2.2 Emerging security concerns

Internet of Things is changing the world as we see it now. Facilities provided by IoT are making life easier. IoT enables devices, machines to communicate with each other to get better results and understanding about the environment. Many countries spending a lot in IoT research and development. IoT is being most promising area in technology for the future. Researchers are studying the ways of developing and deploying the IoT-based devices up to another level that is from homogeneous- to heterogeneous-level communication (Lee and Lee 2015).

IoT devices are also generating a very large amount of data that categorized under its definition of volume. IoT devices are increasing in number, and count can go up to billions of devices which can generate data that could create a scenario where we required more sophisticated analytics and security platform. A number of platforms like Hadoop and spark are renowned for their big data analytics, but if we consider centralized architecture, we might need some more tools. The researchers are finding their ways to develop more tools to accommodate the new flood of data. We might observe more big data tools which can be customized for different domains and according to the needs of the user. Data also come with the issue of security and privacy, and upcoming tools might have some feature where these tools provide built-in functionality to provide security for data as blockchain is providing (Marjani et al. 2017).

IoT is growing as an industry providing job security and economic growth. Now, IoT can also be categorized in to social or industrial IoT, etc. Industrial IoT enables the industry to find and adopt new ways to accommodate upcoming challenges on a larger scale. Manufacturing of IoT devices to an industrial level means a large amount of data. Due to different parameters, techniques, and domains, these IoT devices generate a variety of data. This is another open challenge for researcher to make some common grounds or protocols for industrial IoT devices to avoid any implications (Mourtzis et al. 2016). Flood of data from these industrial IoT devices creates more problems as we see it now. Problems are like data security, communication, data storage, and then data manipulation and analysis on a large scale (Ahmed et al. 2017).

IoT provides a platform for devices to communicate regardless of their type and functionality. IoT can interconnect devices from health sector to forest fire, from space to smart cities. If we talk about smart cities, there will be smart homes, smart automobiles, tracking systems, etc. It is essential to process a large amount of data generated by devices near to real time. This requires the optimal placement of data storage and analytic servers along with better computational power. Fog architecture provides opportunity for such kind of scenarios. Still, heterogeneous nature of IoT devices makes it more complex to mitigate attacks. The researchers are making frameworks to provide better security by utilizing fog architecture for smart homes and smart cities. This can simplify the problems to mitigate attacks in real time. It is not an easy task to embed such a diverse technologies and make them work together. So, we have to find a way to protect IoT devices in the first place. By utilizing fog architecture, Pacheco and Hariri (2016) use behavior anomalies analysis to mitigate attacks on sensor in IoT.

* * * *

Problem 1:
Answer these about the section on emerging security concerns:
(a) Which platforms does it call renowned for their big data analytics?
(b) Besides social IoT, what other category of IoT does it name?
(c) What do Pacheco and Hariri (2016) use to mitigate attacks on sensors in IoT?
Problem 2: Which works does the section on emerging security concerns cite? List every one.
Problem 3: Copy the passage of the section on emerging security concerns starting at "IoT is growing" and ending at "(Ahmed et al. 2017).".

* * * *

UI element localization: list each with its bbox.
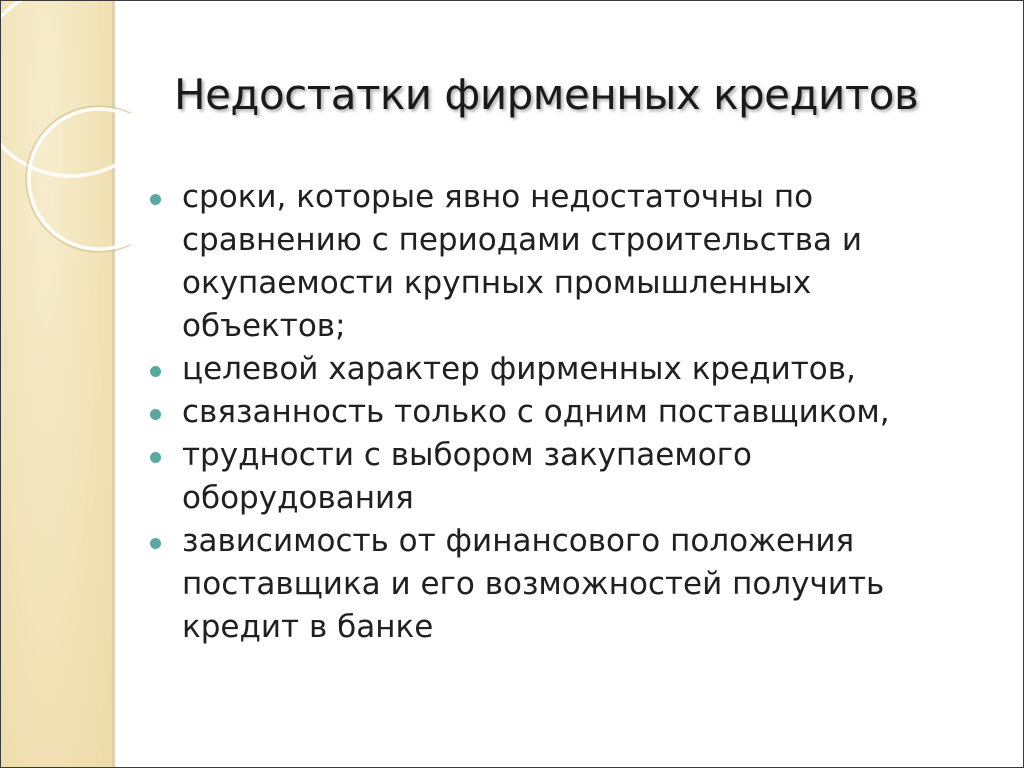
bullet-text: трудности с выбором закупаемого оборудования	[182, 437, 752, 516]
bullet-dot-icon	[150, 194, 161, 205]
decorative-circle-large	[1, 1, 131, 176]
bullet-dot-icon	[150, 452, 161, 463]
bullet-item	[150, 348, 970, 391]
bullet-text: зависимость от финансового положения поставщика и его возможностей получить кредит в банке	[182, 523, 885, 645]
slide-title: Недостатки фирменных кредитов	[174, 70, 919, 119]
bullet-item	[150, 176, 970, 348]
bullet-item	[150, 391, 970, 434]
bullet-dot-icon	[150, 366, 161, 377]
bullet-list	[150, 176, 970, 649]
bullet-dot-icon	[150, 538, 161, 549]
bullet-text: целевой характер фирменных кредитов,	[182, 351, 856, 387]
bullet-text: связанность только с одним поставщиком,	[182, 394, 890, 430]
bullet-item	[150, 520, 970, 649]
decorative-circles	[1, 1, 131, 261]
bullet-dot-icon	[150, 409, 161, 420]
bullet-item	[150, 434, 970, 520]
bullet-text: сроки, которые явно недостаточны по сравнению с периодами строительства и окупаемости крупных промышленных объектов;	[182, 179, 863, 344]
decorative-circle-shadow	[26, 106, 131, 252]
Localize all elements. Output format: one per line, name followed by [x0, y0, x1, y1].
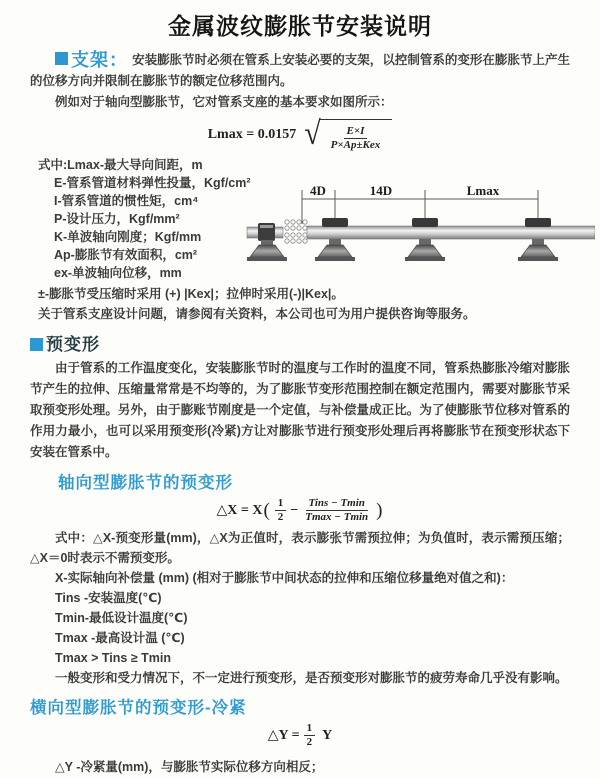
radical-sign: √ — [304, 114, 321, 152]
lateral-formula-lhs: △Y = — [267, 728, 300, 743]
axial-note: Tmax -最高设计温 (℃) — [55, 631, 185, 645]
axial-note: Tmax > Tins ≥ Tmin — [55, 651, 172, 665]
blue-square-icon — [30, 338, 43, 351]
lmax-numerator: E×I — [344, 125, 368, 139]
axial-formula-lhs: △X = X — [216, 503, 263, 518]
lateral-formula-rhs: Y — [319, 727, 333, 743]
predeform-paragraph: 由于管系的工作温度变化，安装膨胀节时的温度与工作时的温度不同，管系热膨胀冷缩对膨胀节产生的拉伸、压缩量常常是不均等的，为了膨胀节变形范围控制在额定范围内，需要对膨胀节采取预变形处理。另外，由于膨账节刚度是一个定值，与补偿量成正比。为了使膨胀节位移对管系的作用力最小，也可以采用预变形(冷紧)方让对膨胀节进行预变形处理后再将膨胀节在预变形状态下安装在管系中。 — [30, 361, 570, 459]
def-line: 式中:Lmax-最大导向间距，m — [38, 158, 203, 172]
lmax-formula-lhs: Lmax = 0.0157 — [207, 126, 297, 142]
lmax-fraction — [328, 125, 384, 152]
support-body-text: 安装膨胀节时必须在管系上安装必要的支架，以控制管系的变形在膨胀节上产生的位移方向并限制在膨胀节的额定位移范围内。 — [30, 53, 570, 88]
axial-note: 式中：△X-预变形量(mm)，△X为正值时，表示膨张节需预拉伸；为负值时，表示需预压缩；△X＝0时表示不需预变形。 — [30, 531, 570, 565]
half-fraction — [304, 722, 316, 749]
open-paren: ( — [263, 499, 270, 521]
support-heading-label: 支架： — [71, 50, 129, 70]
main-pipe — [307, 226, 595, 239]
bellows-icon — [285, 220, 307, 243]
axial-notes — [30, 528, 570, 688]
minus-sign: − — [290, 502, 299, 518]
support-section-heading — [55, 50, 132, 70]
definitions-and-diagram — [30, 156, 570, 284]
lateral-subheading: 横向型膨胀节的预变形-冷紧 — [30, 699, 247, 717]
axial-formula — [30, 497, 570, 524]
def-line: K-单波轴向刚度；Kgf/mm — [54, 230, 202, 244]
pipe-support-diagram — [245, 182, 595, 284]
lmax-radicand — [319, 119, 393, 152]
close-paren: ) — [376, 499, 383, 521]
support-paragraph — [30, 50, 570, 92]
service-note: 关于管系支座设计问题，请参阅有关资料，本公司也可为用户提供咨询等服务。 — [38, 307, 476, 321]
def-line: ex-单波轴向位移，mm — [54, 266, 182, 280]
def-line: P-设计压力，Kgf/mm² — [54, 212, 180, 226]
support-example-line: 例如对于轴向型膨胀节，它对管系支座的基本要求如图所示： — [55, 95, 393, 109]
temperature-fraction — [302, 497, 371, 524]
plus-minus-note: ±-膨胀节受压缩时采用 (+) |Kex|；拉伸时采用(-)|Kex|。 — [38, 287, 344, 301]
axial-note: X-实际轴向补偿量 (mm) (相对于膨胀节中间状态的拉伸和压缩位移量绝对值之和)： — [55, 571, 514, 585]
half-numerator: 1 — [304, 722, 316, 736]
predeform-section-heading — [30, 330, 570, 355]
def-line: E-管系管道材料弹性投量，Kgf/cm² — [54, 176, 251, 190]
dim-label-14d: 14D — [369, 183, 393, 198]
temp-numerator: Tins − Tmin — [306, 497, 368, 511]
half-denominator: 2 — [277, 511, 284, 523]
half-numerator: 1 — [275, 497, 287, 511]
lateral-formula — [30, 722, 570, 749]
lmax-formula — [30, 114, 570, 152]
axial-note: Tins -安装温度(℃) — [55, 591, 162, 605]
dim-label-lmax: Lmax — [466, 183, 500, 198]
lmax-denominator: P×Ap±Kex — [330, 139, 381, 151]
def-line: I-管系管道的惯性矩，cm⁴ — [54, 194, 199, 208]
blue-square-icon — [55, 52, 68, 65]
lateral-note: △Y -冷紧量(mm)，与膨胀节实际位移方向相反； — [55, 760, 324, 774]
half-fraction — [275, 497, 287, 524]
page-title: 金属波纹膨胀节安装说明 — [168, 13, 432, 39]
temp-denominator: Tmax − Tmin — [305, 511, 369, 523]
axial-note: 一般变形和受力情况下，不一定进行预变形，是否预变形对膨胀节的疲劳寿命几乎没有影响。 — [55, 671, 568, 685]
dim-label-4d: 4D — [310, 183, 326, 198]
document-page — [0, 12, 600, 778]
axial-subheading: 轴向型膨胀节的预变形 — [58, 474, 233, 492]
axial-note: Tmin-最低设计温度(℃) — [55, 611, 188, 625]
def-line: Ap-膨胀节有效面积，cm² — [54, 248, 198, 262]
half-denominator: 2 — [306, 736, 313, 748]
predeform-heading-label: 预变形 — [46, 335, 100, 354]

* * * *

Correct response 1:
(a) Hadoop and spark
(b) Industrial IoT
(c) Behavior anomalies analysis, by utilizing fog architecture

Correct response 2:
- Lee and Lee 2015
- Marjani et al. 2017
- Mourtzis et al. 2016
- Ahmed et al. 2017
- Pacheco and Hariri (2016)

Correct response 3:
IoT is growing as an industry providing job security and economic growth. Now, IoT can also be categorized in to social or industrial IoT, etc. Industrial IoT enables the industry to find and adopt new ways to accommodate upcoming challenges on a larger scale. Manufacturing of IoT devices to an industrial level means a large amount of data. Due to different parameters, techniques, and domains, these IoT devices generate a variety of data. This is another open challenge for researcher to make some common grounds or protocols for industrial IoT devices to avoid any implications (Mourtzis et al. 2016). Flood of data from these industrial IoT devices creates more problems as we see it now. Problems are like data security, communication, data storage, and then data manipulation and analysis on a large scale (Ahmed et al. 2017).